>>

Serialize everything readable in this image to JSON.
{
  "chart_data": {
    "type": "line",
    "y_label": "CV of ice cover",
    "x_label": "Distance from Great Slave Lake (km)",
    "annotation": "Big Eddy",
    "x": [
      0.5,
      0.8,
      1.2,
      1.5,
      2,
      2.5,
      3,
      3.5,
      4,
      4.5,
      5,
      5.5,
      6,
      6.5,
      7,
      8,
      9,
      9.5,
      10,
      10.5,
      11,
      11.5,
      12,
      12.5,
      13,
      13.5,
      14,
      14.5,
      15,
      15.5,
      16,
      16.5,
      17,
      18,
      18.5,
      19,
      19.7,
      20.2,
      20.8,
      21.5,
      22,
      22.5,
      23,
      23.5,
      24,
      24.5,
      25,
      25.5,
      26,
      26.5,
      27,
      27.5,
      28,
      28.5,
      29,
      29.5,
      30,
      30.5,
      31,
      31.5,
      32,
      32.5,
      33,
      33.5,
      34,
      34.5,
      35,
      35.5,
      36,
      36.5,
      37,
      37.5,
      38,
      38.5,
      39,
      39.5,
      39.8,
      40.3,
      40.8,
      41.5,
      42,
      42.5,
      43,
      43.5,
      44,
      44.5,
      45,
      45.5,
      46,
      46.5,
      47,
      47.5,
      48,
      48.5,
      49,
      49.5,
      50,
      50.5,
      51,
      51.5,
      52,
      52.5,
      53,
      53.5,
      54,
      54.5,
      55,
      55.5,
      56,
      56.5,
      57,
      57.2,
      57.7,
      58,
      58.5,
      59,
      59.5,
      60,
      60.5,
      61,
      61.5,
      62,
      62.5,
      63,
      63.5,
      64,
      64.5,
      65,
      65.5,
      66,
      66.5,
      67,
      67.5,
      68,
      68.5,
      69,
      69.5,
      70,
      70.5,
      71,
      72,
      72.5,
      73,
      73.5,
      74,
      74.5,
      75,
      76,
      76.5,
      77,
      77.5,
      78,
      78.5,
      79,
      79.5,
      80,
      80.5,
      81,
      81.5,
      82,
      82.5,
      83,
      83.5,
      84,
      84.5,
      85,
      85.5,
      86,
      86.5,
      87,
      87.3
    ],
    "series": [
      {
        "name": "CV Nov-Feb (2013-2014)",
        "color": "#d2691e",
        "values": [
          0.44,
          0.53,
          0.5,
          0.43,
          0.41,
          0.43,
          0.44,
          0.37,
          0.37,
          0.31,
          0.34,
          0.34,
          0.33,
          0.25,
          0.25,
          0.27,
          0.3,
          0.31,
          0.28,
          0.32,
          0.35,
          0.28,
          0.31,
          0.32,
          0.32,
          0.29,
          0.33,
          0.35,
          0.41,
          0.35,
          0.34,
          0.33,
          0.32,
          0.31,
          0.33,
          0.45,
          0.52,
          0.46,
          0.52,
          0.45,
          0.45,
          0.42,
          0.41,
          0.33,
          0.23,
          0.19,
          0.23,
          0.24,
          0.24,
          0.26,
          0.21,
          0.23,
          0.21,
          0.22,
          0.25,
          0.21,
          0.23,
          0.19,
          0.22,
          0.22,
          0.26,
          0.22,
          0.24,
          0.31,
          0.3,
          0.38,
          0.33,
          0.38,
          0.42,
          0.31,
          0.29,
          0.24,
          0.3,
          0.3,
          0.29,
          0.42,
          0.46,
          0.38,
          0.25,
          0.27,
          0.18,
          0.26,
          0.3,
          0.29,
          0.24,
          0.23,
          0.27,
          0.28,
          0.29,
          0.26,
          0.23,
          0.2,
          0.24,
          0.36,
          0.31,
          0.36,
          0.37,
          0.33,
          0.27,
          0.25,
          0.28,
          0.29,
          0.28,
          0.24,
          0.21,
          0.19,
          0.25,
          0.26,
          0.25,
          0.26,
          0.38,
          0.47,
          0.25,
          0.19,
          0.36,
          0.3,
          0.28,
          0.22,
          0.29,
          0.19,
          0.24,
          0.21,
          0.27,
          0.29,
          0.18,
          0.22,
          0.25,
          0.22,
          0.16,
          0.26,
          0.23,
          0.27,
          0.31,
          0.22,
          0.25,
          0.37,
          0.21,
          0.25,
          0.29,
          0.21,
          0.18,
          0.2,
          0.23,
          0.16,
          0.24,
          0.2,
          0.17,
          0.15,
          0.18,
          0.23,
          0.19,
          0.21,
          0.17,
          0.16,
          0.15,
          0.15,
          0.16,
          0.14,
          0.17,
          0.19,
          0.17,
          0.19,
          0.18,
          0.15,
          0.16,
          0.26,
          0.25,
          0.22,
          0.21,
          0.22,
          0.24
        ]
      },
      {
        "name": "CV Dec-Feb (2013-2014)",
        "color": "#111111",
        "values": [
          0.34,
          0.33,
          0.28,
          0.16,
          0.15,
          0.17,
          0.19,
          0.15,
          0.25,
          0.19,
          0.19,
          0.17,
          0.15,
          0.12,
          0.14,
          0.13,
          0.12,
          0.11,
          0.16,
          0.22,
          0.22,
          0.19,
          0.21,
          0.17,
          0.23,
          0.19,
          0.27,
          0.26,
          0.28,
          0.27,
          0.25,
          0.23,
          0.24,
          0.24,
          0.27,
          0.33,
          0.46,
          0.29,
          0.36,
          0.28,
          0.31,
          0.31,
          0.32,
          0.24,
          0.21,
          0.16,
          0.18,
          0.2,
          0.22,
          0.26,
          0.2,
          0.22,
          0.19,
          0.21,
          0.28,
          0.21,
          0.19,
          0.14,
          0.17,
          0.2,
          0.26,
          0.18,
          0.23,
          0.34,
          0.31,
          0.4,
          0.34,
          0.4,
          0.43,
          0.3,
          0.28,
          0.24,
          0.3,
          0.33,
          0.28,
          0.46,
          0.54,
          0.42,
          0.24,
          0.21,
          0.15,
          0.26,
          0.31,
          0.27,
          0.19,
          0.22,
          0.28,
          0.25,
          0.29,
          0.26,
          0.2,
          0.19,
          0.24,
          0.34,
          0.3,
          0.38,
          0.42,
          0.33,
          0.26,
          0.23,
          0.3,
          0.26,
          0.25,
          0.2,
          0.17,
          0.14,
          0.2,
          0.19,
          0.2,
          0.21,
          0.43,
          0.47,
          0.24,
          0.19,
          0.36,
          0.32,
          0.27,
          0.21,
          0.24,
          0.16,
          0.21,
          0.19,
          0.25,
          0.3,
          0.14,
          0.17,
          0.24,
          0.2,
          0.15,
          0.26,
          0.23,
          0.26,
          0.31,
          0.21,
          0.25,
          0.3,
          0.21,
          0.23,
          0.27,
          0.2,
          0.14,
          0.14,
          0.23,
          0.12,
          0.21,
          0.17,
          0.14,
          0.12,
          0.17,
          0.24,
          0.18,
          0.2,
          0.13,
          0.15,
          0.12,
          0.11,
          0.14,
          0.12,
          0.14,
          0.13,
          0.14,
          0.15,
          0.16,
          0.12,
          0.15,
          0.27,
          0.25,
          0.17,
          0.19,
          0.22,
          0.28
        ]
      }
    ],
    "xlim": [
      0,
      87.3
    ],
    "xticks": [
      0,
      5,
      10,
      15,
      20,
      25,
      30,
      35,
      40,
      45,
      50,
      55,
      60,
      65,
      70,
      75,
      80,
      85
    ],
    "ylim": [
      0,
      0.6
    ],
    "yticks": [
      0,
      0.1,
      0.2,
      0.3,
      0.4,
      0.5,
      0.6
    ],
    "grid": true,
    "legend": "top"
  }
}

<<

## Task to carry out
Of the lines in the data, how many hold the string "name"? State the number, nothing else.

## Reply to the task
2